Stated goal ▸
Among these lines, how many include "this"? Answer only with the number.

● ● ●

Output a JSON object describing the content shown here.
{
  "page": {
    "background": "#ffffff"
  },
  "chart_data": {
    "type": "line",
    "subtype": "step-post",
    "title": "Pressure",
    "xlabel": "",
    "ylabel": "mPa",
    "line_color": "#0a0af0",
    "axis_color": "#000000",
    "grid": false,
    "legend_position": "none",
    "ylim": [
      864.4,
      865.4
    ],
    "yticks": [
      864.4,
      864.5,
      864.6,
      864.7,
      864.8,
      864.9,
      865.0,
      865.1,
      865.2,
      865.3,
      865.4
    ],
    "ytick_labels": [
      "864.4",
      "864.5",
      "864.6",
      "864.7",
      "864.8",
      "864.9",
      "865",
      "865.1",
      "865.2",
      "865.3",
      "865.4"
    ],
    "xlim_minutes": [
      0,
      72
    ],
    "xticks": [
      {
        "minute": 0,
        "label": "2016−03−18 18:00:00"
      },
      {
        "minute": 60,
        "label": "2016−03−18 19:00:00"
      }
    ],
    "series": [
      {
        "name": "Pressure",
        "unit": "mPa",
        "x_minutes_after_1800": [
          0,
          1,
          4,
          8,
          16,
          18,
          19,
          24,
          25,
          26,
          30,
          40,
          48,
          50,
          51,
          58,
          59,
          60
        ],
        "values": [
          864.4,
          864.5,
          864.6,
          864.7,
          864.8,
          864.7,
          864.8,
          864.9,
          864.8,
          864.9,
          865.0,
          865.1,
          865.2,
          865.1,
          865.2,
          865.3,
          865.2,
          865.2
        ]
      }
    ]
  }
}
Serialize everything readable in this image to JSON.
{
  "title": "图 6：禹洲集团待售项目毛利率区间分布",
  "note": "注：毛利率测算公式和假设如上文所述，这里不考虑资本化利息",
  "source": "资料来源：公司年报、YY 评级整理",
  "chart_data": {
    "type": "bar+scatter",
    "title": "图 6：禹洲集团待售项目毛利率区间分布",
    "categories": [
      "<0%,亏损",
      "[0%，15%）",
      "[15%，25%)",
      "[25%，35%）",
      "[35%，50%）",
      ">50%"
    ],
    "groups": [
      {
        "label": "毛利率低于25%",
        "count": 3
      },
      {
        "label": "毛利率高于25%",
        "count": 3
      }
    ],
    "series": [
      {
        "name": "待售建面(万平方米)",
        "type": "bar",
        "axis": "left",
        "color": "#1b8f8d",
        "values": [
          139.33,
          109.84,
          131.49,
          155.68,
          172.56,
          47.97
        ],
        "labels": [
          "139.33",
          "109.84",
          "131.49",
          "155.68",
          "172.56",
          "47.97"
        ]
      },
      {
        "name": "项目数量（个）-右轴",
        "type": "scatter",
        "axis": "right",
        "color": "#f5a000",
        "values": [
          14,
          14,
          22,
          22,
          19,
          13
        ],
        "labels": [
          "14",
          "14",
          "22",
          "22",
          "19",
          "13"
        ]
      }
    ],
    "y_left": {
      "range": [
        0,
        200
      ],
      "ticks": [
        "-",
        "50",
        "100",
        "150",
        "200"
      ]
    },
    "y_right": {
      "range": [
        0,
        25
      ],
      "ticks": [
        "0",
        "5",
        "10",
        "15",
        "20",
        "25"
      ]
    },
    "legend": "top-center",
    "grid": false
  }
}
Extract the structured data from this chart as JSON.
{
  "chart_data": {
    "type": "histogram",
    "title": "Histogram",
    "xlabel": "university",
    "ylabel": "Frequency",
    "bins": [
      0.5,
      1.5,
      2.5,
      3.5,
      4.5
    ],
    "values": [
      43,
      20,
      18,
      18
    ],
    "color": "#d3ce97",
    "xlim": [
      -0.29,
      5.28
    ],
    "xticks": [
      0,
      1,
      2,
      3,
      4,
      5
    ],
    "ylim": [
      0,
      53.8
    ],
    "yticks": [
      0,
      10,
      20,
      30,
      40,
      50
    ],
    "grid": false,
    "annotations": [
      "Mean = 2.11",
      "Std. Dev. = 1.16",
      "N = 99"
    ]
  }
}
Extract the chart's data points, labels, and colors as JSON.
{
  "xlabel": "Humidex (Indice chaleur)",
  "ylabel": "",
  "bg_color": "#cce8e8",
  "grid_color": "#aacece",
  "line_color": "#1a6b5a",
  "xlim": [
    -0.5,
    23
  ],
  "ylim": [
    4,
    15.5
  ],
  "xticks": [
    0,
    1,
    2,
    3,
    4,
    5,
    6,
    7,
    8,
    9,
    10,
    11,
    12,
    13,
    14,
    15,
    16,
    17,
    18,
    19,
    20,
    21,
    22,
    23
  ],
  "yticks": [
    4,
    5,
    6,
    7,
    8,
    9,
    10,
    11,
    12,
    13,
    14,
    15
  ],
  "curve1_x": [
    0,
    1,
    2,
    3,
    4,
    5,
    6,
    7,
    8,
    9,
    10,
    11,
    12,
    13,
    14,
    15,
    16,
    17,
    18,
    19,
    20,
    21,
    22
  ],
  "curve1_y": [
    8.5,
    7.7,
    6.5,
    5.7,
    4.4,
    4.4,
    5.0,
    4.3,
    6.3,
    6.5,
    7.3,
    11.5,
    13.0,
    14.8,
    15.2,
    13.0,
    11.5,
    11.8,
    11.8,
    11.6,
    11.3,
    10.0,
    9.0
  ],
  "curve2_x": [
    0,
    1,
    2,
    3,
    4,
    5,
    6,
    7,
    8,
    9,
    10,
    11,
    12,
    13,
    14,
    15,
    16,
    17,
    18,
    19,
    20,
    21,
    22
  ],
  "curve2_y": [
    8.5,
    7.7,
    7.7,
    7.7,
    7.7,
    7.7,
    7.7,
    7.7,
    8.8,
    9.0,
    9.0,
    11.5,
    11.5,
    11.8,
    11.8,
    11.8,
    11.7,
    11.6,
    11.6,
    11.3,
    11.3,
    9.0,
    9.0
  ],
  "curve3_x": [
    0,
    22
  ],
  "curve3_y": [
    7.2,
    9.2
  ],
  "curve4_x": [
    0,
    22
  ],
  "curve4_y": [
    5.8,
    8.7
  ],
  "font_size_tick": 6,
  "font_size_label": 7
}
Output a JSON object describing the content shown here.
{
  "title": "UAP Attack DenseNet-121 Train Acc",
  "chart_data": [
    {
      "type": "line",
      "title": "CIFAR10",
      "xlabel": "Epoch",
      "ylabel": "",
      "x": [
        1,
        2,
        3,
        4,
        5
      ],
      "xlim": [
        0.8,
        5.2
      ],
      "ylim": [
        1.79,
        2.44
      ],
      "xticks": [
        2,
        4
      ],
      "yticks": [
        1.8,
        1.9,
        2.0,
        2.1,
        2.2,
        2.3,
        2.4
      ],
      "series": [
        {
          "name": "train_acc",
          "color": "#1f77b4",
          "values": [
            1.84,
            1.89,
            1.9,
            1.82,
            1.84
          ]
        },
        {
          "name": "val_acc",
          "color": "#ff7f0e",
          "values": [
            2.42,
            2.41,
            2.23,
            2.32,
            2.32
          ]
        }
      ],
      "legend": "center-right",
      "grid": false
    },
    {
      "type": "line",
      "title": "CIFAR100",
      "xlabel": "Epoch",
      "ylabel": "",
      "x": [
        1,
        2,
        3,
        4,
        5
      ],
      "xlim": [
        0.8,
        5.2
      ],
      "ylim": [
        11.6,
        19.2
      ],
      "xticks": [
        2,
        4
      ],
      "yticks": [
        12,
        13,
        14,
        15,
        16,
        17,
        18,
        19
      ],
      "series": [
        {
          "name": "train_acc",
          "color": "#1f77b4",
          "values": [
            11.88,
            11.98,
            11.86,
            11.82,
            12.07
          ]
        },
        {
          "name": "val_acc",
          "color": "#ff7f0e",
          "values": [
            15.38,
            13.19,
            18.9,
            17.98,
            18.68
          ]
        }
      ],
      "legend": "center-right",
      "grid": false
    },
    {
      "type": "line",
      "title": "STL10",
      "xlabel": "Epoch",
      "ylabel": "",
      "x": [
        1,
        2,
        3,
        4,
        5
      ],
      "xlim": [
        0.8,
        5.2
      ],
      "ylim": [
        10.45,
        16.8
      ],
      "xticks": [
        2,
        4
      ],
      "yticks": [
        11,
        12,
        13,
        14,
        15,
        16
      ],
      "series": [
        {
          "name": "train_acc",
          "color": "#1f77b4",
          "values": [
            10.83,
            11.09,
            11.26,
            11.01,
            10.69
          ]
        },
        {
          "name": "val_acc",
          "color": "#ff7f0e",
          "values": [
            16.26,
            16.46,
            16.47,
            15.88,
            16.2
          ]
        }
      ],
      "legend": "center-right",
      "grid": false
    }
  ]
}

● ● ●

Task solution ▸
2